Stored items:
## START

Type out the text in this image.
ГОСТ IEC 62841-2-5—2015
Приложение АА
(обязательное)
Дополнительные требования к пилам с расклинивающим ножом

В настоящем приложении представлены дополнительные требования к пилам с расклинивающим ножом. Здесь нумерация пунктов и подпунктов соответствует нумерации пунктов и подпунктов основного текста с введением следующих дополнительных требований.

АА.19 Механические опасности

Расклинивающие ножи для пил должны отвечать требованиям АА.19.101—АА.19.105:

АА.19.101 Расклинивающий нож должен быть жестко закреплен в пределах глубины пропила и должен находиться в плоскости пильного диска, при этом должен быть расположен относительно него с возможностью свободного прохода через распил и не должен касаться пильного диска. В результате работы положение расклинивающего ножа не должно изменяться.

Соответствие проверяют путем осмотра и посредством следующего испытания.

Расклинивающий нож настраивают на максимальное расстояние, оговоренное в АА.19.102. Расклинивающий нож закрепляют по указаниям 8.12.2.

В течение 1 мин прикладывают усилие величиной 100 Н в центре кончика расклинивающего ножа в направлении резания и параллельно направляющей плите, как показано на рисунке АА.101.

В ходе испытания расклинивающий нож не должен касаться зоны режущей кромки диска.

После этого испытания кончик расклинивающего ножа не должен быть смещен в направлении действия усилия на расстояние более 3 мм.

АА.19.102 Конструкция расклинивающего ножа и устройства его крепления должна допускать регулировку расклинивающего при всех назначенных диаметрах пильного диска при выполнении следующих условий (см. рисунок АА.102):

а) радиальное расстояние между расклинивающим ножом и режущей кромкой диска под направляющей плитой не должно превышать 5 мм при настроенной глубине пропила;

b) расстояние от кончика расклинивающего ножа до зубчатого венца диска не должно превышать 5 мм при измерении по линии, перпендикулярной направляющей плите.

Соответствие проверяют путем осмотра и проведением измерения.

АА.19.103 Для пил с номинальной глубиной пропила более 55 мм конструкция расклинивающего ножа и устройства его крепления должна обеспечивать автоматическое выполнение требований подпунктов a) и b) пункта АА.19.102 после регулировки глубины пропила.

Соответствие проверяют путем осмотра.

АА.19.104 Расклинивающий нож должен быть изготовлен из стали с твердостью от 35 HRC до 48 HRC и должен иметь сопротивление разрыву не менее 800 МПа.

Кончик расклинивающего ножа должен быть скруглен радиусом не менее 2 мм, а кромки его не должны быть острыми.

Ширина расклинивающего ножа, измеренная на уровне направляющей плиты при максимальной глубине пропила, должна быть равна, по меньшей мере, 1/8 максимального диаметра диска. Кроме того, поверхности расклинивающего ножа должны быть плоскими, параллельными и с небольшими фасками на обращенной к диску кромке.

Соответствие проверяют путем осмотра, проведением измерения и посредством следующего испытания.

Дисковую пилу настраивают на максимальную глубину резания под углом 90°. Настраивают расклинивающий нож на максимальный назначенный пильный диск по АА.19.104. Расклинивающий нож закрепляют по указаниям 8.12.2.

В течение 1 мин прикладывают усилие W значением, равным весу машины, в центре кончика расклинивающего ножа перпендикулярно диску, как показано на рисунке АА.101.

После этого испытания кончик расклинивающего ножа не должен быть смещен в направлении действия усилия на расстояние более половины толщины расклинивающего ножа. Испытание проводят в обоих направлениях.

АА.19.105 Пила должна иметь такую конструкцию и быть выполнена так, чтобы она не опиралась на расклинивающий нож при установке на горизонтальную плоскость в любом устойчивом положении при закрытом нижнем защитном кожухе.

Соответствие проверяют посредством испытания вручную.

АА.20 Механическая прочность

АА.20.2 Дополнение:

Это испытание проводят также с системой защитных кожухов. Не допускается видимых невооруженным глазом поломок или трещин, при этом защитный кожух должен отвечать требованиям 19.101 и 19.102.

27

## END

:: WRITTEN REQUEST ::
Out of the material above, select every line that holds the string "указаниям".

:: WORKED SOLUTION ::
Расклинивающий нож настраивают на максимальное расстояние, оговоренное в АА.19.102. Расклинивающий нож закрепляют по указаниям 8.12.2.
Дисковую пилу настраивают на максимальную глубину резания под углом 90°. Настраивают расклинивающий нож на максимальный назначенный пильный диск по АА.19.104. Расклинивающий нож закрепляют по указаниям 8.12.2.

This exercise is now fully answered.